Set exercise >>
Repeat the material exactly as it appears.

>> begin Extracted material

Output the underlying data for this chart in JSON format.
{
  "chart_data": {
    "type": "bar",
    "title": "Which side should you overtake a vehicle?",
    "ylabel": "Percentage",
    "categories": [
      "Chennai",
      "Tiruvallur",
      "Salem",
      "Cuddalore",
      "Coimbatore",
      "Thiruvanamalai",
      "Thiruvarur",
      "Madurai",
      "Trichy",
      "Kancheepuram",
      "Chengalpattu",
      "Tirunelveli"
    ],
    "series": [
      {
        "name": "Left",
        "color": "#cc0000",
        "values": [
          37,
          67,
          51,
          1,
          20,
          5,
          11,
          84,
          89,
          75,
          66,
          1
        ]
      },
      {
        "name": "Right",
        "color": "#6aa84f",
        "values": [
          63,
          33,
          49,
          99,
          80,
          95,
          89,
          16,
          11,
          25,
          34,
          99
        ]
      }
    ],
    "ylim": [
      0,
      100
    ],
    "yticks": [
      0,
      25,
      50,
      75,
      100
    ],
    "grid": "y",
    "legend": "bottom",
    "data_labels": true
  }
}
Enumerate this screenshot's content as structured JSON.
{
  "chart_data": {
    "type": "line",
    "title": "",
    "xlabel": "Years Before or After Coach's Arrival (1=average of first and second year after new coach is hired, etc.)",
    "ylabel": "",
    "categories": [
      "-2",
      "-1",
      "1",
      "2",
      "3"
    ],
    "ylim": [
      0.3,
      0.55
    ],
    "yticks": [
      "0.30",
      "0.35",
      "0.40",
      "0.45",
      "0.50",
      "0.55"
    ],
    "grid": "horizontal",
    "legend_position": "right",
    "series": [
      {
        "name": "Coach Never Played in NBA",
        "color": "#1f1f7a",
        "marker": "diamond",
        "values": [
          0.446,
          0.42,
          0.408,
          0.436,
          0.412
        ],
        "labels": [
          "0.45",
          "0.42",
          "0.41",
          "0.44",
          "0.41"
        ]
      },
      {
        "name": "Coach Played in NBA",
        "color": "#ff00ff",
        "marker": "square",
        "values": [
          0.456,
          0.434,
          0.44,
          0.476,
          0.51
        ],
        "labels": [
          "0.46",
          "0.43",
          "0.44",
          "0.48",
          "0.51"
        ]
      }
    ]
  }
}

>> end Extracted material

Solution to the problem >>
Output the underlying data for this chart in JSON format.
{
  "chart_data": {
    "type": "bar",
    "title": "Which side should you overtake a vehicle?",
    "ylabel": "Percentage",
    "categories": [
      "Chennai",
      "Tiruvallur",
      "Salem",
      "Cuddalore",
      "Coimbatore",
      "Thiruvanamalai",
      "Thiruvarur",
      "Madurai",
      "Trichy",
      "Kancheepuram",
      "Chengalpattu",
      "Tirunelveli"
    ],
    "series": [
      {
        "name": "Left",
        "color": "#cc0000",
        "values": [
          37,
          67,
          51,
          1,
          20,
          5,
          11,
          84,
          89,
          75,
          66,
          1
        ]
      },
      {
        "name": "Right",
        "color": "#6aa84f",
        "values": [
          63,
          33,
          49,
          99,
          80,
          95,
          89,
          16,
          11,
          25,
          34,
          99
        ]
      }
    ],
    "ylim": [
      0,
      100
    ],
    "yticks": [
      0,
      25,
      50,
      75,
      100
    ],
    "grid": "y",
    "legend": "bottom",
    "data_labels": true
  }
}
Enumerate this screenshot's content as structured JSON.
{
  "chart_data": {
    "type": "line",
    "title": "",
    "xlabel": "Years Before or After Coach's Arrival (1=average of first and second year after new coach is hired, etc.)",
    "ylabel": "",
    "categories": [
      "-2",
      "-1",
      "1",
      "2",
      "3"
    ],
    "ylim": [
      0.3,
      0.55
    ],
    "yticks": [
      "0.30",
      "0.35",
      "0.40",
      "0.45",
      "0.50",
      "0.55"
    ],
    "grid": "horizontal",
    "legend_position": "right",
    "series": [
      {
        "name": "Coach Never Played in NBA",
        "color": "#1f1f7a",
        "marker": "diamond",
        "values": [
          0.446,
          0.42,
          0.408,
          0.436,
          0.412
        ],
        "labels": [
          "0.45",
          "0.42",
          "0.41",
          "0.44",
          "0.41"
        ]
      },
      {
        "name": "Coach Played in NBA",
        "color": "#ff00ff",
        "marker": "square",
        "values": [
          0.456,
          0.434,
          0.44,
          0.476,
          0.51
        ],
        "labels": [
          "0.46",
          "0.43",
          "0.44",
          "0.48",
          "0.51"
        ]
      }
    ]
  }
}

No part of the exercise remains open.